**** DATA PROVIDED ****

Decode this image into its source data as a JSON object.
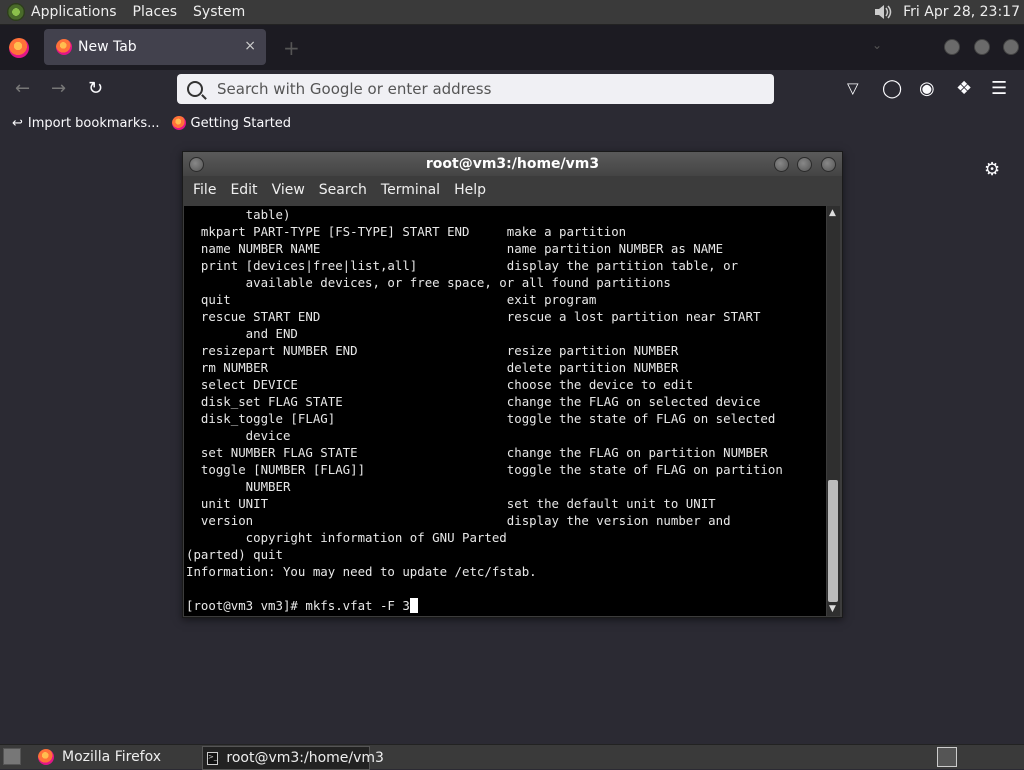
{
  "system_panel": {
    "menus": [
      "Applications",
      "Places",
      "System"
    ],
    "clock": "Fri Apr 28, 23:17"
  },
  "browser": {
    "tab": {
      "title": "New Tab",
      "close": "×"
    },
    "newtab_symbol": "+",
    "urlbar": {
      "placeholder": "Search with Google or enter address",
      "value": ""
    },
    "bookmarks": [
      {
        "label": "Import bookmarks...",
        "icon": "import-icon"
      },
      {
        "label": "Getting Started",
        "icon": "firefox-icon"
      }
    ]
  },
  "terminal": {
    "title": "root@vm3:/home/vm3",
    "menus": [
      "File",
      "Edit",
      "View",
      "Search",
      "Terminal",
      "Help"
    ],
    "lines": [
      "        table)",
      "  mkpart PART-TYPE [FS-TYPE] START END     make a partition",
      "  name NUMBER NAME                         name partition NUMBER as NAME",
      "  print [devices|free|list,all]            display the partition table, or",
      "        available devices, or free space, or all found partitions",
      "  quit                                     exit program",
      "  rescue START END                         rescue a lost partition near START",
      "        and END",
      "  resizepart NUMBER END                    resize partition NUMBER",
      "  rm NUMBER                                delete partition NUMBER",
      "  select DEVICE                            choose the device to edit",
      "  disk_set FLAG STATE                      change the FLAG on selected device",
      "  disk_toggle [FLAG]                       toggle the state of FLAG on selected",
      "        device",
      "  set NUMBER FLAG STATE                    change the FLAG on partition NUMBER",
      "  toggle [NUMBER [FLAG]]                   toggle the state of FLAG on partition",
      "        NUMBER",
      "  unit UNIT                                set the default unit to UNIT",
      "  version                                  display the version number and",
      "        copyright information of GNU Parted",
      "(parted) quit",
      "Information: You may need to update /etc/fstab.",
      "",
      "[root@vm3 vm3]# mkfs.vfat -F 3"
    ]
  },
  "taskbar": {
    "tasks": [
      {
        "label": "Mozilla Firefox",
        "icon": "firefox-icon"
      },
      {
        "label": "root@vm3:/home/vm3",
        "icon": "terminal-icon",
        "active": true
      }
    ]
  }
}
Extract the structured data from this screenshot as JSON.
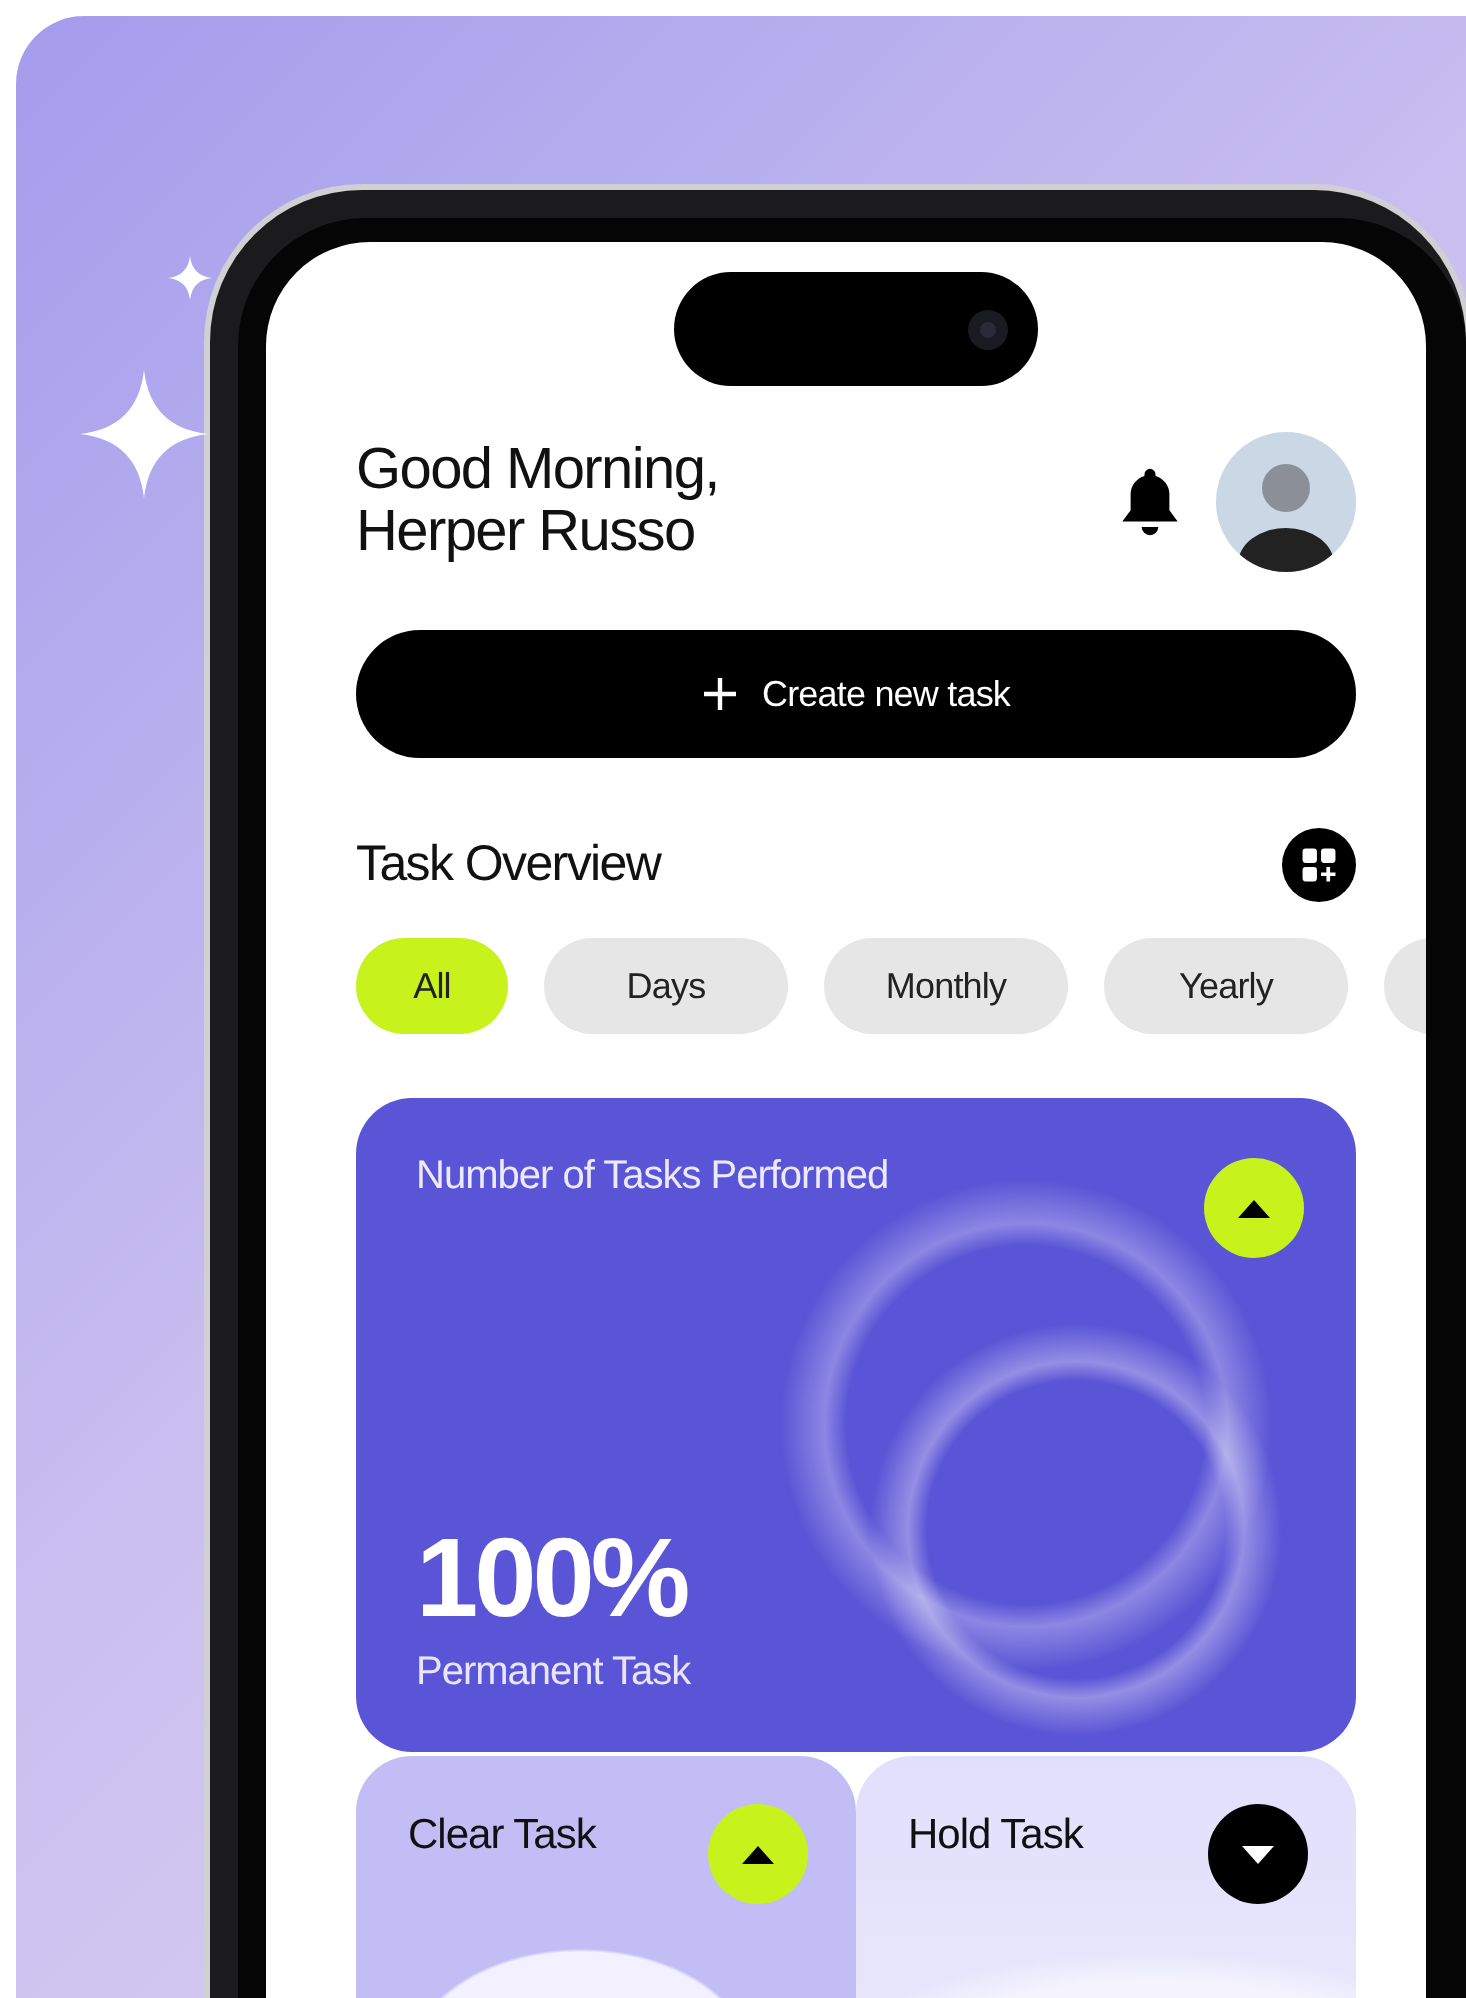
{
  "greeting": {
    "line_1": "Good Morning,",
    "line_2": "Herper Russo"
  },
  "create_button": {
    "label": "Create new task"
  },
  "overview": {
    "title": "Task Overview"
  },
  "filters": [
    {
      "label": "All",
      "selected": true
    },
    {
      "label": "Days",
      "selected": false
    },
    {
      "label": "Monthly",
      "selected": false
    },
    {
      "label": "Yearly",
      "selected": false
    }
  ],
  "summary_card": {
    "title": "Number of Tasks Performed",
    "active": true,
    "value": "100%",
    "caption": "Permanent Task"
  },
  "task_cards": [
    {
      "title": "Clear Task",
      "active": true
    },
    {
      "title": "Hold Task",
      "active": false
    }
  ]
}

****
**** DATA PROVIDED ****

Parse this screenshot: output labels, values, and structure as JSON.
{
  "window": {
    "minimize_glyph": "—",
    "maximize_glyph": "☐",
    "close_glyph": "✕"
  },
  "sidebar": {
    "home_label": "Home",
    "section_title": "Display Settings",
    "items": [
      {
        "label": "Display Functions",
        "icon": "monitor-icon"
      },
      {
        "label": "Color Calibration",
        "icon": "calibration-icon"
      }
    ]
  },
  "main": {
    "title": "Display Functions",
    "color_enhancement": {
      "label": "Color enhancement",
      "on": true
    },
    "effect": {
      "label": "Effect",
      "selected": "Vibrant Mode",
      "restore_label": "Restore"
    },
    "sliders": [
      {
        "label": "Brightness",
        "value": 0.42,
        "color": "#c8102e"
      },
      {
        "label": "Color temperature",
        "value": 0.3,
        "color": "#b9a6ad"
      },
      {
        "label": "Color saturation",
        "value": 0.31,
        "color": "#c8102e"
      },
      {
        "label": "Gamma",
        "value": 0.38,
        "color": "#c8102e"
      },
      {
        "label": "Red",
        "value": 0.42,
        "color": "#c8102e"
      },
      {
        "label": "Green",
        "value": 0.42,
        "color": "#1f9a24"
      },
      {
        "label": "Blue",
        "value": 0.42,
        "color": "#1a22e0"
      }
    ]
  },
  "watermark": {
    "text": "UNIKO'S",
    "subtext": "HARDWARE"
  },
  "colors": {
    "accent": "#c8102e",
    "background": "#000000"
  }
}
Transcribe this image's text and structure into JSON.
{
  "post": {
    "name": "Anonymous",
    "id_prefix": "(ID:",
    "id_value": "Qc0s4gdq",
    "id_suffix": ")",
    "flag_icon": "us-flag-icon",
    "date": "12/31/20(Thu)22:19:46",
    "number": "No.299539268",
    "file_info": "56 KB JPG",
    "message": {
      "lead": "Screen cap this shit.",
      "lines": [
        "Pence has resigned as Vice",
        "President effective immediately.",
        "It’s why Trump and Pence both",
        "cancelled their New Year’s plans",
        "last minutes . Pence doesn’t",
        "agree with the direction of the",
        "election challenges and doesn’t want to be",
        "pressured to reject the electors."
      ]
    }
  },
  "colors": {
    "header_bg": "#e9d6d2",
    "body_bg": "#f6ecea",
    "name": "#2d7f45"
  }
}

****
**** DATA PROVIDED ****

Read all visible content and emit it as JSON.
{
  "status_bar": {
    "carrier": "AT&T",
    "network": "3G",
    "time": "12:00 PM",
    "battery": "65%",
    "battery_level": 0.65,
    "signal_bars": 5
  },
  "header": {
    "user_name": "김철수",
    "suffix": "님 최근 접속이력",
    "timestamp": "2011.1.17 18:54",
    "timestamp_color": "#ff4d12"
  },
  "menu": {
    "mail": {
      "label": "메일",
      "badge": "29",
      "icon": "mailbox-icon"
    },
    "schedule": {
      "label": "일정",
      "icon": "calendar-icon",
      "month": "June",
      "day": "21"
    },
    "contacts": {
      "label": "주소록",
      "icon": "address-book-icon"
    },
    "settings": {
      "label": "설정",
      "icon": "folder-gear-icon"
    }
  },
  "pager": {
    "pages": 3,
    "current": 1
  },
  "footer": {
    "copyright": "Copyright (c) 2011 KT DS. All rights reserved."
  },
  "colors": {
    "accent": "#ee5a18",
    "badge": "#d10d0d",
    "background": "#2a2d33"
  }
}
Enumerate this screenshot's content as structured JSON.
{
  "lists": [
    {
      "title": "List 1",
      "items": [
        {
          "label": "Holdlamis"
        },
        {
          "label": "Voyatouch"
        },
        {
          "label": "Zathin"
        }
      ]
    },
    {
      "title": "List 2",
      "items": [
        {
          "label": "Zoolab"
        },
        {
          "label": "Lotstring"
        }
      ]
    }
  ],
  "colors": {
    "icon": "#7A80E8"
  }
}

****

▶ YOUR TASK: Filter for "background". Return all lines that hold it.

▶ REPLY:
    "background": "#000000"
    "background": "#2a2d33"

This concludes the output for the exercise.